| AIM OF THE TASK |
Word for word, reproduce every line of the data below.

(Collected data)
========================
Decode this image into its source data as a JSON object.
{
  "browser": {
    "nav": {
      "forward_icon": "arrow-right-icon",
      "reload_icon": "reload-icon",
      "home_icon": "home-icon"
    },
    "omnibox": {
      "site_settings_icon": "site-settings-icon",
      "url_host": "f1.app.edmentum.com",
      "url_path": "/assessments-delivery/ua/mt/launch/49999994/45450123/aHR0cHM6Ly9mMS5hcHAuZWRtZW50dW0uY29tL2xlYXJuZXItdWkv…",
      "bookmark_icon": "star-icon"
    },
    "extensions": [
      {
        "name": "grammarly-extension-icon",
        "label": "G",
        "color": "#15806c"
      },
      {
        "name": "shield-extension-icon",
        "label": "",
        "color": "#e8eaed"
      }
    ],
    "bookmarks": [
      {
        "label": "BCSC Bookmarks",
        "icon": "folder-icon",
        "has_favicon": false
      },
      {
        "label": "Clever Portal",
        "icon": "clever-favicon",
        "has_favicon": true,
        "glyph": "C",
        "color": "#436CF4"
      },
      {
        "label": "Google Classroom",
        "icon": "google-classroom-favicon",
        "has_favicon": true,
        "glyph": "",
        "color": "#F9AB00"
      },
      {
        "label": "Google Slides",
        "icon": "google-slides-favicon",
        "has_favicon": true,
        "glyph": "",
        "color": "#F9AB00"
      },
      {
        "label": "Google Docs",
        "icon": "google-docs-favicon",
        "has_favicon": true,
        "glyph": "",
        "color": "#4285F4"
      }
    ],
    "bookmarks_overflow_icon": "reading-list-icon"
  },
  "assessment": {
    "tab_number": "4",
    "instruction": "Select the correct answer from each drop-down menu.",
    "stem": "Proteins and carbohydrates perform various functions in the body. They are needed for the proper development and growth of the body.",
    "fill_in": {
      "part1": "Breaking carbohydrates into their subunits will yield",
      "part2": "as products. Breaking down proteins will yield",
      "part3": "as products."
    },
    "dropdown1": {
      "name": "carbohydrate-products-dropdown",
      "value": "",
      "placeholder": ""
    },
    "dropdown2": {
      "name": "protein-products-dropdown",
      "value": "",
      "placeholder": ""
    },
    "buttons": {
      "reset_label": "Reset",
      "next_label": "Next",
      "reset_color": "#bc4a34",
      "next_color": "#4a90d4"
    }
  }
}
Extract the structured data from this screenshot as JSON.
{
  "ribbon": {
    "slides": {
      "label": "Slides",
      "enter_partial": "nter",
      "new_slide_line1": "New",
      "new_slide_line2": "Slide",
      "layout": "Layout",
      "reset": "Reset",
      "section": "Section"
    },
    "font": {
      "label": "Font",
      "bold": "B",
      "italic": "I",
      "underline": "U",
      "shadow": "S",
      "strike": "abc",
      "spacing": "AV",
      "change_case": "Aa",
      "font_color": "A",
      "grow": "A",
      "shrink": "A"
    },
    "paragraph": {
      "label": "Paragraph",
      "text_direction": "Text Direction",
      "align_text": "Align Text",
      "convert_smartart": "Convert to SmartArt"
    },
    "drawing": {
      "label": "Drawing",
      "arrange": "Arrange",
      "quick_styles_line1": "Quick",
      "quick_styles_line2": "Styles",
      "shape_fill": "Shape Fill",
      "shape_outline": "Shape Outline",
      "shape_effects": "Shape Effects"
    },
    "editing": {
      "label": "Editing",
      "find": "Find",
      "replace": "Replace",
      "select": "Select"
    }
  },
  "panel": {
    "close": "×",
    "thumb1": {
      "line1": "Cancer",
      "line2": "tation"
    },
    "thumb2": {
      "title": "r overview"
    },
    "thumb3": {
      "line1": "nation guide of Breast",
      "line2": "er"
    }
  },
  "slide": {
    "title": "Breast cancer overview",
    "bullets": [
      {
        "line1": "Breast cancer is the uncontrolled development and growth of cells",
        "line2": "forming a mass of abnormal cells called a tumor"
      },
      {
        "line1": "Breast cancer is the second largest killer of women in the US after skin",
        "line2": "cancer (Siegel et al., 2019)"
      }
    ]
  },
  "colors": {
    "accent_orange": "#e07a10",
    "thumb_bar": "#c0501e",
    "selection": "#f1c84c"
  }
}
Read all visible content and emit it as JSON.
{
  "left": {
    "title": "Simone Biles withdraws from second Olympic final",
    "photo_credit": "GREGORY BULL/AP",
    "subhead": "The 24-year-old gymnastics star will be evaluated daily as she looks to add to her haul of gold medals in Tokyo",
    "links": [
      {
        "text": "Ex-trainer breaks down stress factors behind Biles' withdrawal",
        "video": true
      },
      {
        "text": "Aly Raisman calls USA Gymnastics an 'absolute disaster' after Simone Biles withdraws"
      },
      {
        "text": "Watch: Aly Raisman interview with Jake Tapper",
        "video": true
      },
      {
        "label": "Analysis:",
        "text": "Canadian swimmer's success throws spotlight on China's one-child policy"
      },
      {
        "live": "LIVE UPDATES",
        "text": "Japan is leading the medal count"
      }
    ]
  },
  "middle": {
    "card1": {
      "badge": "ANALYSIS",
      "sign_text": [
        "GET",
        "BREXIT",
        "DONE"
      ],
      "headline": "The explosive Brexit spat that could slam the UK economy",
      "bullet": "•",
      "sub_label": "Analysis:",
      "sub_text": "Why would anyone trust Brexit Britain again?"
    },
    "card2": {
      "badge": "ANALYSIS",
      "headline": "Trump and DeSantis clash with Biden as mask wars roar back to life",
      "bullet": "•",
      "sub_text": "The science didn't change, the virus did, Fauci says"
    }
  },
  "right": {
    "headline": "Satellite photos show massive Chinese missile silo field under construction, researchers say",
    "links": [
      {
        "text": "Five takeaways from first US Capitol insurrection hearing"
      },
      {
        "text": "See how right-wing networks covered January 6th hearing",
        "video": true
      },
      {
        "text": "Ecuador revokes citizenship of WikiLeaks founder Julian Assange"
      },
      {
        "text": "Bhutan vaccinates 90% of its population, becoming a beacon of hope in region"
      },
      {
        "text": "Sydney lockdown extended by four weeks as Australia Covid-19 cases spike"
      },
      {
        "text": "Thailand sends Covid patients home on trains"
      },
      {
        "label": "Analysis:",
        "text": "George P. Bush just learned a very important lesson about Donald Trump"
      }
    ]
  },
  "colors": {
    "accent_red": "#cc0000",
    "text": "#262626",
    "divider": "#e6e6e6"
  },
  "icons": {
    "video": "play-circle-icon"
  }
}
========================
| EXPECTED ANSWER |
Decode this image into its source data as a JSON object.
{
  "browser": {
    "nav": {
      "forward_icon": "arrow-right-icon",
      "reload_icon": "reload-icon",
      "home_icon": "home-icon"
    },
    "omnibox": {
      "site_settings_icon": "site-settings-icon",
      "url_host": "f1.app.edmentum.com",
      "url_path": "/assessments-delivery/ua/mt/launch/49999994/45450123/aHR0cHM6Ly9mMS5hcHAuZWRtZW50dW0uY29tL2xlYXJuZXItdWkv…",
      "bookmark_icon": "star-icon"
    },
    "extensions": [
      {
        "name": "grammarly-extension-icon",
        "label": "G",
        "color": "#15806c"
      },
      {
        "name": "shield-extension-icon",
        "label": "",
        "color": "#e8eaed"
      }
    ],
    "bookmarks": [
      {
        "label": "BCSC Bookmarks",
        "icon": "folder-icon",
        "has_favicon": false
      },
      {
        "label": "Clever Portal",
        "icon": "clever-favicon",
        "has_favicon": true,
        "glyph": "C",
        "color": "#436CF4"
      },
      {
        "label": "Google Classroom",
        "icon": "google-classroom-favicon",
        "has_favicon": true,
        "glyph": "",
        "color": "#F9AB00"
      },
      {
        "label": "Google Slides",
        "icon": "google-slides-favicon",
        "has_favicon": true,
        "glyph": "",
        "color": "#F9AB00"
      },
      {
        "label": "Google Docs",
        "icon": "google-docs-favicon",
        "has_favicon": true,
        "glyph": "",
        "color": "#4285F4"
      }
    ],
    "bookmarks_overflow_icon": "reading-list-icon"
  },
  "assessment": {
    "tab_number": "4",
    "instruction": "Select the correct answer from each drop-down menu.",
    "stem": "Proteins and carbohydrates perform various functions in the body. They are needed for the proper development and growth of the body.",
    "fill_in": {
      "part1": "Breaking carbohydrates into their subunits will yield",
      "part2": "as products. Breaking down proteins will yield",
      "part3": "as products."
    },
    "dropdown1": {
      "name": "carbohydrate-products-dropdown",
      "value": "",
      "placeholder": ""
    },
    "dropdown2": {
      "name": "protein-products-dropdown",
      "value": "",
      "placeholder": ""
    },
    "buttons": {
      "reset_label": "Reset",
      "next_label": "Next",
      "reset_color": "#bc4a34",
      "next_color": "#4a90d4"
    }
  }
}
Extract the structured data from this screenshot as JSON.
{
  "ribbon": {
    "slides": {
      "label": "Slides",
      "enter_partial": "nter",
      "new_slide_line1": "New",
      "new_slide_line2": "Slide",
      "layout": "Layout",
      "reset": "Reset",
      "section": "Section"
    },
    "font": {
      "label": "Font",
      "bold": "B",
      "italic": "I",
      "underline": "U",
      "shadow": "S",
      "strike": "abc",
      "spacing": "AV",
      "change_case": "Aa",
      "font_color": "A",
      "grow": "A",
      "shrink": "A"
    },
    "paragraph": {
      "label": "Paragraph",
      "text_direction": "Text Direction",
      "align_text": "Align Text",
      "convert_smartart": "Convert to SmartArt"
    },
    "drawing": {
      "label": "Drawing",
      "arrange": "Arrange",
      "quick_styles_line1": "Quick",
      "quick_styles_line2": "Styles",
      "shape_fill": "Shape Fill",
      "shape_outline": "Shape Outline",
      "shape_effects": "Shape Effects"
    },
    "editing": {
      "label": "Editing",
      "find": "Find",
      "replace": "Replace",
      "select": "Select"
    }
  },
  "panel": {
    "close": "×",
    "thumb1": {
      "line1": "Cancer",
      "line2": "tation"
    },
    "thumb2": {
      "title": "r overview"
    },
    "thumb3": {
      "line1": "nation guide of Breast",
      "line2": "er"
    }
  },
  "slide": {
    "title": "Breast cancer overview",
    "bullets": [
      {
        "line1": "Breast cancer is the uncontrolled development and growth of cells",
        "line2": "forming a mass of abnormal cells called a tumor"
      },
      {
        "line1": "Breast cancer is the second largest killer of women in the US after skin",
        "line2": "cancer (Siegel et al., 2019)"
      }
    ]
  },
  "colors": {
    "accent_orange": "#e07a10",
    "thumb_bar": "#c0501e",
    "selection": "#f1c84c"
  }
}
Read all visible content and emit it as JSON.
{
  "left": {
    "title": "Simone Biles withdraws from second Olympic final",
    "photo_credit": "GREGORY BULL/AP",
    "subhead": "The 24-year-old gymnastics star will be evaluated daily as she looks to add to her haul of gold medals in Tokyo",
    "links": [
      {
        "text": "Ex-trainer breaks down stress factors behind Biles' withdrawal",
        "video": true
      },
      {
        "text": "Aly Raisman calls USA Gymnastics an 'absolute disaster' after Simone Biles withdraws"
      },
      {
        "text": "Watch: Aly Raisman interview with Jake Tapper",
        "video": true
      },
      {
        "label": "Analysis:",
        "text": "Canadian swimmer's success throws spotlight on China's one-child policy"
      },
      {
        "live": "LIVE UPDATES",
        "text": "Japan is leading the medal count"
      }
    ]
  },
  "middle": {
    "card1": {
      "badge": "ANALYSIS",
      "sign_text": [
        "GET",
        "BREXIT",
        "DONE"
      ],
      "headline": "The explosive Brexit spat that could slam the UK economy",
      "bullet": "•",
      "sub_label": "Analysis:",
      "sub_text": "Why would anyone trust Brexit Britain again?"
    },
    "card2": {
      "badge": "ANALYSIS",
      "headline": "Trump and DeSantis clash with Biden as mask wars roar back to life",
      "bullet": "•",
      "sub_text": "The science didn't change, the virus did, Fauci says"
    }
  },
  "right": {
    "headline": "Satellite photos show massive Chinese missile silo field under construction, researchers say",
    "links": [
      {
        "text": "Five takeaways from first US Capitol insurrection hearing"
      },
      {
        "text": "See how right-wing networks covered January 6th hearing",
        "video": true
      },
      {
        "text": "Ecuador revokes citizenship of WikiLeaks founder Julian Assange"
      },
      {
        "text": "Bhutan vaccinates 90% of its population, becoming a beacon of hope in region"
      },
      {
        "text": "Sydney lockdown extended by four weeks as Australia Covid-19 cases spike"
      },
      {
        "text": "Thailand sends Covid patients home on trains"
      },
      {
        "label": "Analysis:",
        "text": "George P. Bush just learned a very important lesson about Donald Trump"
      }
    ]
  },
  "colors": {
    "accent_red": "#cc0000",
    "text": "#262626",
    "divider": "#e6e6e6"
  },
  "icons": {
    "video": "play-circle-icon"
  }
}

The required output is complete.